* **To do**: Copy all the material that follows, keeping every character the same.

━━━━━ Entries supplied ━━━━━

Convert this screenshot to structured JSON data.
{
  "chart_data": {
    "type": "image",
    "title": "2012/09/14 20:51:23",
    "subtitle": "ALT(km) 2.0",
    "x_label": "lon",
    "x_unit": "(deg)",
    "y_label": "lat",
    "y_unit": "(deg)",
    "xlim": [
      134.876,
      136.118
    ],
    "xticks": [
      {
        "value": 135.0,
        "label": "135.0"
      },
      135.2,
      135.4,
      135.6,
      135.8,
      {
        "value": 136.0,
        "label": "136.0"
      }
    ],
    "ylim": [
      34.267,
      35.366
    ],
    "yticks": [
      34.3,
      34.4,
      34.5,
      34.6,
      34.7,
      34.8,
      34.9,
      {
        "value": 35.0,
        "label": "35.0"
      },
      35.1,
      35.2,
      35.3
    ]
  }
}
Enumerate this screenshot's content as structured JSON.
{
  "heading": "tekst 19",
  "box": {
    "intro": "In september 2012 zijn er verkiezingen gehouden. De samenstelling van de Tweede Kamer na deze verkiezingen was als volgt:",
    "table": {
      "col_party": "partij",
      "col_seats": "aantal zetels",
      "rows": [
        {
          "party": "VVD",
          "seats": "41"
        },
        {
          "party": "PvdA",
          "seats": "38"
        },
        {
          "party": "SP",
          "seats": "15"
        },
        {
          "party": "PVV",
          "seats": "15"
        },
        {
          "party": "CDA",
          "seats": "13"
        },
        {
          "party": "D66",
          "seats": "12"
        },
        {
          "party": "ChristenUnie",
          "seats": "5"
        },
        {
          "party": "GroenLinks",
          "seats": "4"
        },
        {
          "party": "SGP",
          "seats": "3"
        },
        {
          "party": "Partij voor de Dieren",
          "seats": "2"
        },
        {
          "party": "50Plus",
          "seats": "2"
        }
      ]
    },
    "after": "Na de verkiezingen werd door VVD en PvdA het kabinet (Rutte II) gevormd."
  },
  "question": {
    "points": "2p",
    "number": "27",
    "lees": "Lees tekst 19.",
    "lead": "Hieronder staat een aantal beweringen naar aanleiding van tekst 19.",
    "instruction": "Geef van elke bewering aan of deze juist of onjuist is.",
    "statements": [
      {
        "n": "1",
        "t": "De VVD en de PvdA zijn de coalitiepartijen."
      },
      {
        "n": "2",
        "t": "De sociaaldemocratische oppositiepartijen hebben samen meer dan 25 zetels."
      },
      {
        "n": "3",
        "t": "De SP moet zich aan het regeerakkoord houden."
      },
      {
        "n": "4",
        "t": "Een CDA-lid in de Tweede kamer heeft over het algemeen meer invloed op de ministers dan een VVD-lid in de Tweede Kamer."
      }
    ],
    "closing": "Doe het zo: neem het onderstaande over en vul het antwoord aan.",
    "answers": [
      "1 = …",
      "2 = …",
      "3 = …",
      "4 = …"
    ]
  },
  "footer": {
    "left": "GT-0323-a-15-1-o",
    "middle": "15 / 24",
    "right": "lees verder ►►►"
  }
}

━━━━━

* **Reply**:
Convert this screenshot to structured JSON data.
{
  "chart_data": {
    "type": "image",
    "title": "2012/09/14 20:51:23",
    "subtitle": "ALT(km) 2.0",
    "x_label": "lon",
    "x_unit": "(deg)",
    "y_label": "lat",
    "y_unit": "(deg)",
    "xlim": [
      134.876,
      136.118
    ],
    "xticks": [
      {
        "value": 135.0,
        "label": "135.0"
      },
      135.2,
      135.4,
      135.6,
      135.8,
      {
        "value": 136.0,
        "label": "136.0"
      }
    ],
    "ylim": [
      34.267,
      35.366
    ],
    "yticks": [
      34.3,
      34.4,
      34.5,
      34.6,
      34.7,
      34.8,
      34.9,
      {
        "value": 35.0,
        "label": "35.0"
      },
      35.1,
      35.2,
      35.3
    ]
  }
}
Enumerate this screenshot's content as structured JSON.
{
  "heading": "tekst 19",
  "box": {
    "intro": "In september 2012 zijn er verkiezingen gehouden. De samenstelling van de Tweede Kamer na deze verkiezingen was als volgt:",
    "table": {
      "col_party": "partij",
      "col_seats": "aantal zetels",
      "rows": [
        {
          "party": "VVD",
          "seats": "41"
        },
        {
          "party": "PvdA",
          "seats": "38"
        },
        {
          "party": "SP",
          "seats": "15"
        },
        {
          "party": "PVV",
          "seats": "15"
        },
        {
          "party": "CDA",
          "seats": "13"
        },
        {
          "party": "D66",
          "seats": "12"
        },
        {
          "party": "ChristenUnie",
          "seats": "5"
        },
        {
          "party": "GroenLinks",
          "seats": "4"
        },
        {
          "party": "SGP",
          "seats": "3"
        },
        {
          "party": "Partij voor de Dieren",
          "seats": "2"
        },
        {
          "party": "50Plus",
          "seats": "2"
        }
      ]
    },
    "after": "Na de verkiezingen werd door VVD en PvdA het kabinet (Rutte II) gevormd."
  },
  "question": {
    "points": "2p",
    "number": "27",
    "lees": "Lees tekst 19.",
    "lead": "Hieronder staat een aantal beweringen naar aanleiding van tekst 19.",
    "instruction": "Geef van elke bewering aan of deze juist of onjuist is.",
    "statements": [
      {
        "n": "1",
        "t": "De VVD en de PvdA zijn de coalitiepartijen."
      },
      {
        "n": "2",
        "t": "De sociaaldemocratische oppositiepartijen hebben samen meer dan 25 zetels."
      },
      {
        "n": "3",
        "t": "De SP moet zich aan het regeerakkoord houden."
      },
      {
        "n": "4",
        "t": "Een CDA-lid in de Tweede kamer heeft over het algemeen meer invloed op de ministers dan een VVD-lid in de Tweede Kamer."
      }
    ],
    "closing": "Doe het zo: neem het onderstaande over en vul het antwoord aan.",
    "answers": [
      "1 = …",
      "2 = …",
      "3 = …",
      "4 = …"
    ]
  },
  "footer": {
    "left": "GT-0323-a-15-1-o",
    "middle": "15 / 24",
    "right": "lees verder ►►►"
  }
}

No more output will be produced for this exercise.